Entries taken from a collection
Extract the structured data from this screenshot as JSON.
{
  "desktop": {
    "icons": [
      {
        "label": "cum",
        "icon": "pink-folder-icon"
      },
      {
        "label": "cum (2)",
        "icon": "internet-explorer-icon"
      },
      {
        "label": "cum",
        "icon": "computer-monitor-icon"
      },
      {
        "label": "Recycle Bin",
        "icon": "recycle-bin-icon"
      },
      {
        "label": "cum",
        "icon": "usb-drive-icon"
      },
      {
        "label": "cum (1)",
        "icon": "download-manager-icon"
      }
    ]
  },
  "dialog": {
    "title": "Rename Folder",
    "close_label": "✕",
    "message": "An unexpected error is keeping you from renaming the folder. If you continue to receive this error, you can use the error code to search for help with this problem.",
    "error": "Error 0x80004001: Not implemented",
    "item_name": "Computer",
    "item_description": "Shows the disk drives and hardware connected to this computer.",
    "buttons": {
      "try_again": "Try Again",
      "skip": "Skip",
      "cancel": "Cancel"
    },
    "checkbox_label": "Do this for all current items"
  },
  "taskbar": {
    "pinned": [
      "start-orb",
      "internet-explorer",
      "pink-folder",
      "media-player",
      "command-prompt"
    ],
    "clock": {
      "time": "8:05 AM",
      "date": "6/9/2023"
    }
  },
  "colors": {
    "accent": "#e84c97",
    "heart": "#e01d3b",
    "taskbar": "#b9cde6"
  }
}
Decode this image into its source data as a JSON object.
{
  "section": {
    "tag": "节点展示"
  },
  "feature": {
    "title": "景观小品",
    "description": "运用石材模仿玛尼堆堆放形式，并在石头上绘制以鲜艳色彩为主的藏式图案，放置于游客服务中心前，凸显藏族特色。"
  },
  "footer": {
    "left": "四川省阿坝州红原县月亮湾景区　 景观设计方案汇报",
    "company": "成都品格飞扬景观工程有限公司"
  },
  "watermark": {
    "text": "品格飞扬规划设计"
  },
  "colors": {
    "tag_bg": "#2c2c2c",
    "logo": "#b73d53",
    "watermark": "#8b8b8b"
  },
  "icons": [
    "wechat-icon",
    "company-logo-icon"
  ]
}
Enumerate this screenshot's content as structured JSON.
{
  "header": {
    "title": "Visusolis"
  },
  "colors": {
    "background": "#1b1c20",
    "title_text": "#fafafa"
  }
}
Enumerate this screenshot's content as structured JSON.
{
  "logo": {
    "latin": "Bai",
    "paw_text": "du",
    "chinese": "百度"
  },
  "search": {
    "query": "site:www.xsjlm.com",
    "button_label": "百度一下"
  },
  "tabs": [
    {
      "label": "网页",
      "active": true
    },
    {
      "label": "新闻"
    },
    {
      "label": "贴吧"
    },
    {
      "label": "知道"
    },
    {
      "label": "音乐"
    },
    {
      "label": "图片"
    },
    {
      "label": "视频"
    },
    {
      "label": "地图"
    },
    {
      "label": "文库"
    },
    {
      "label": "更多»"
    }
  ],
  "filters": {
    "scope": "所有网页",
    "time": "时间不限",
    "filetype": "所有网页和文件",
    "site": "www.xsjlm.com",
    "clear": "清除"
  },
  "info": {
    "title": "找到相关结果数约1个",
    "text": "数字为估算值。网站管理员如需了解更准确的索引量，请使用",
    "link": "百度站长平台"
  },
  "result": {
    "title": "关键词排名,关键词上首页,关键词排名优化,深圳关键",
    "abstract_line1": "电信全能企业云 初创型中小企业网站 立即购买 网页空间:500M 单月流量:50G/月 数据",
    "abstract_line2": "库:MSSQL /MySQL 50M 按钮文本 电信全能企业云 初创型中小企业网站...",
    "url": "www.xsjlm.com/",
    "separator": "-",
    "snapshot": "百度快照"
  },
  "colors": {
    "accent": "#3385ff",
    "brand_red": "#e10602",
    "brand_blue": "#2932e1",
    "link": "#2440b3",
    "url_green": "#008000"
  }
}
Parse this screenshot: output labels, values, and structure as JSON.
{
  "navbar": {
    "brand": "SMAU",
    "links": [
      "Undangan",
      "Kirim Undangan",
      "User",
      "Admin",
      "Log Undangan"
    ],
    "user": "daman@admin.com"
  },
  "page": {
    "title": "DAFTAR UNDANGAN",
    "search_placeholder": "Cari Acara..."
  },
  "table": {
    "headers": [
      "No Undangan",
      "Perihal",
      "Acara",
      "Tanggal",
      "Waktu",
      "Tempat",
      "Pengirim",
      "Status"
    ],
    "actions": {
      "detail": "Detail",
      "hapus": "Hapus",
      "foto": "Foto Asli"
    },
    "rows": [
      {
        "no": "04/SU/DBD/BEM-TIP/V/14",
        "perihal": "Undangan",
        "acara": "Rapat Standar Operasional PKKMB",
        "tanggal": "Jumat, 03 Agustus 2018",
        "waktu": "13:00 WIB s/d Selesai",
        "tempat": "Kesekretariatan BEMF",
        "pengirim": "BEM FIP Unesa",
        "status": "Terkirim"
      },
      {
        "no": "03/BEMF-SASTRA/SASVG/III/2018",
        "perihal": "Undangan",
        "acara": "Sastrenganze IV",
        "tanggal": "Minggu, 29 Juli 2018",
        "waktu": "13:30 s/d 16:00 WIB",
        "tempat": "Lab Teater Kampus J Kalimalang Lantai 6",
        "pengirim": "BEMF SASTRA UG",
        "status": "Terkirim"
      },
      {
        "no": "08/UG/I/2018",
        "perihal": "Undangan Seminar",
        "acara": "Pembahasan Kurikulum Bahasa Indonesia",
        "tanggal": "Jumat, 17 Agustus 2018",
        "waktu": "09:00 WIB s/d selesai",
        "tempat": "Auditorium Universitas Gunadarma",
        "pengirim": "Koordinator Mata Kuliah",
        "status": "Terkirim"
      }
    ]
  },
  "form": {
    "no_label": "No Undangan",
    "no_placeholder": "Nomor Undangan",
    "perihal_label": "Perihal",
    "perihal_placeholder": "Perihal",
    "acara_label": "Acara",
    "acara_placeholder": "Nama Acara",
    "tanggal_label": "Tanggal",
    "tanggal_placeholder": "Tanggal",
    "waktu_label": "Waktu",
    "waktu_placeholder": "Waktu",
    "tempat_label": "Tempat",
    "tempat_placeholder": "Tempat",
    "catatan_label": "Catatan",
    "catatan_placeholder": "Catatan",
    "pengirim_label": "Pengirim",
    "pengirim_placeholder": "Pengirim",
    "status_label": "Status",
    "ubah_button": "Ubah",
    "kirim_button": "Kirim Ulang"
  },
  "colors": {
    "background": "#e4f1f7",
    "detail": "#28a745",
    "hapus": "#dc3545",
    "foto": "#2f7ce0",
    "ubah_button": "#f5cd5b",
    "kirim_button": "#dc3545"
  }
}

• **STATED TASK**
Set every line of the listing down word for word.

• **OUTPUT FOR THIS EXERCISE**
Extract the structured data from this screenshot as JSON.
{
  "desktop": {
    "icons": [
      {
        "label": "cum",
        "icon": "pink-folder-icon"
      },
      {
        "label": "cum (2)",
        "icon": "internet-explorer-icon"
      },
      {
        "label": "cum",
        "icon": "computer-monitor-icon"
      },
      {
        "label": "Recycle Bin",
        "icon": "recycle-bin-icon"
      },
      {
        "label": "cum",
        "icon": "usb-drive-icon"
      },
      {
        "label": "cum (1)",
        "icon": "download-manager-icon"
      }
    ]
  },
  "dialog": {
    "title": "Rename Folder",
    "close_label": "✕",
    "message": "An unexpected error is keeping you from renaming the folder. If you continue to receive this error, you can use the error code to search for help with this problem.",
    "error": "Error 0x80004001: Not implemented",
    "item_name": "Computer",
    "item_description": "Shows the disk drives and hardware connected to this computer.",
    "buttons": {
      "try_again": "Try Again",
      "skip": "Skip",
      "cancel": "Cancel"
    },
    "checkbox_label": "Do this for all current items"
  },
  "taskbar": {
    "pinned": [
      "start-orb",
      "internet-explorer",
      "pink-folder",
      "media-player",
      "command-prompt"
    ],
    "clock": {
      "time": "8:05 AM",
      "date": "6/9/2023"
    }
  },
  "colors": {
    "accent": "#e84c97",
    "heart": "#e01d3b",
    "taskbar": "#b9cde6"
  }
}
Decode this image into its source data as a JSON object.
{
  "section": {
    "tag": "节点展示"
  },
  "feature": {
    "title": "景观小品",
    "description": "运用石材模仿玛尼堆堆放形式，并在石头上绘制以鲜艳色彩为主的藏式图案，放置于游客服务中心前，凸显藏族特色。"
  },
  "footer": {
    "left": "四川省阿坝州红原县月亮湾景区　 景观设计方案汇报",
    "company": "成都品格飞扬景观工程有限公司"
  },
  "watermark": {
    "text": "品格飞扬规划设计"
  },
  "colors": {
    "tag_bg": "#2c2c2c",
    "logo": "#b73d53",
    "watermark": "#8b8b8b"
  },
  "icons": [
    "wechat-icon",
    "company-logo-icon"
  ]
}
Enumerate this screenshot's content as structured JSON.
{
  "header": {
    "title": "Visusolis"
  },
  "colors": {
    "background": "#1b1c20",
    "title_text": "#fafafa"
  }
}
Enumerate this screenshot's content as structured JSON.
{
  "logo": {
    "latin": "Bai",
    "paw_text": "du",
    "chinese": "百度"
  },
  "search": {
    "query": "site:www.xsjlm.com",
    "button_label": "百度一下"
  },
  "tabs": [
    {
      "label": "网页",
      "active": true
    },
    {
      "label": "新闻"
    },
    {
      "label": "贴吧"
    },
    {
      "label": "知道"
    },
    {
      "label": "音乐"
    },
    {
      "label": "图片"
    },
    {
      "label": "视频"
    },
    {
      "label": "地图"
    },
    {
      "label": "文库"
    },
    {
      "label": "更多»"
    }
  ],
  "filters": {
    "scope": "所有网页",
    "time": "时间不限",
    "filetype": "所有网页和文件",
    "site": "www.xsjlm.com",
    "clear": "清除"
  },
  "info": {
    "title": "找到相关结果数约1个",
    "text": "数字为估算值。网站管理员如需了解更准确的索引量，请使用",
    "link": "百度站长平台"
  },
  "result": {
    "title": "关键词排名,关键词上首页,关键词排名优化,深圳关键",
    "abstract_line1": "电信全能企业云 初创型中小企业网站 立即购买 网页空间:500M 单月流量:50G/月 数据",
    "abstract_line2": "库:MSSQL /MySQL 50M 按钮文本 电信全能企业云 初创型中小企业网站...",
    "url": "www.xsjlm.com/",
    "separator": "-",
    "snapshot": "百度快照"
  },
  "colors": {
    "accent": "#3385ff",
    "brand_red": "#e10602",
    "brand_blue": "#2932e1",
    "link": "#2440b3",
    "url_green": "#008000"
  }
}
Parse this screenshot: output labels, values, and structure as JSON.
{
  "navbar": {
    "brand": "SMAU",
    "links": [
      "Undangan",
      "Kirim Undangan",
      "User",
      "Admin",
      "Log Undangan"
    ],
    "user": "daman@admin.com"
  },
  "page": {
    "title": "DAFTAR UNDANGAN",
    "search_placeholder": "Cari Acara..."
  },
  "table": {
    "headers": [
      "No Undangan",
      "Perihal",
      "Acara",
      "Tanggal",
      "Waktu",
      "Tempat",
      "Pengirim",
      "Status"
    ],
    "actions": {
      "detail": "Detail",
      "hapus": "Hapus",
      "foto": "Foto Asli"
    },
    "rows": [
      {
        "no": "04/SU/DBD/BEM-TIP/V/14",
        "perihal": "Undangan",
        "acara": "Rapat Standar Operasional PKKMB",
        "tanggal": "Jumat, 03 Agustus 2018",
        "waktu": "13:00 WIB s/d Selesai",
        "tempat": "Kesekretariatan BEMF",
        "pengirim": "BEM FIP Unesa",
        "status": "Terkirim"
      },
      {
        "no": "03/BEMF-SASTRA/SASVG/III/2018",
        "perihal": "Undangan",
        "acara": "Sastrenganze IV",
        "tanggal": "Minggu, 29 Juli 2018",
        "waktu": "13:30 s/d 16:00 WIB",
        "tempat": "Lab Teater Kampus J Kalimalang Lantai 6",
        "pengirim": "BEMF SASTRA UG",
        "status": "Terkirim"
      },
      {
        "no": "08/UG/I/2018",
        "perihal": "Undangan Seminar",
        "acara": "Pembahasan Kurikulum Bahasa Indonesia",
        "tanggal": "Jumat, 17 Agustus 2018",
        "waktu": "09:00 WIB s/d selesai",
        "tempat": "Auditorium Universitas Gunadarma",
        "pengirim": "Koordinator Mata Kuliah",
        "status": "Terkirim"
      }
    ]
  },
  "form": {
    "no_label": "No Undangan",
    "no_placeholder": "Nomor Undangan",
    "perihal_label": "Perihal",
    "perihal_placeholder": "Perihal",
    "acara_label": "Acara",
    "acara_placeholder": "Nama Acara",
    "tanggal_label": "Tanggal",
    "tanggal_placeholder": "Tanggal",
    "waktu_label": "Waktu",
    "waktu_placeholder": "Waktu",
    "tempat_label": "Tempat",
    "tempat_placeholder": "Tempat",
    "catatan_label": "Catatan",
    "catatan_placeholder": "Catatan",
    "pengirim_label": "Pengirim",
    "pengirim_placeholder": "Pengirim",
    "status_label": "Status",
    "ubah_button": "Ubah",
    "kirim_button": "Kirim Ulang"
  },
  "colors": {
    "background": "#e4f1f7",
    "detail": "#28a745",
    "hapus": "#dc3545",
    "foto": "#2f7ce0",
    "ubah_button": "#f5cd5b",
    "kirim_button": "#dc3545"
  }
}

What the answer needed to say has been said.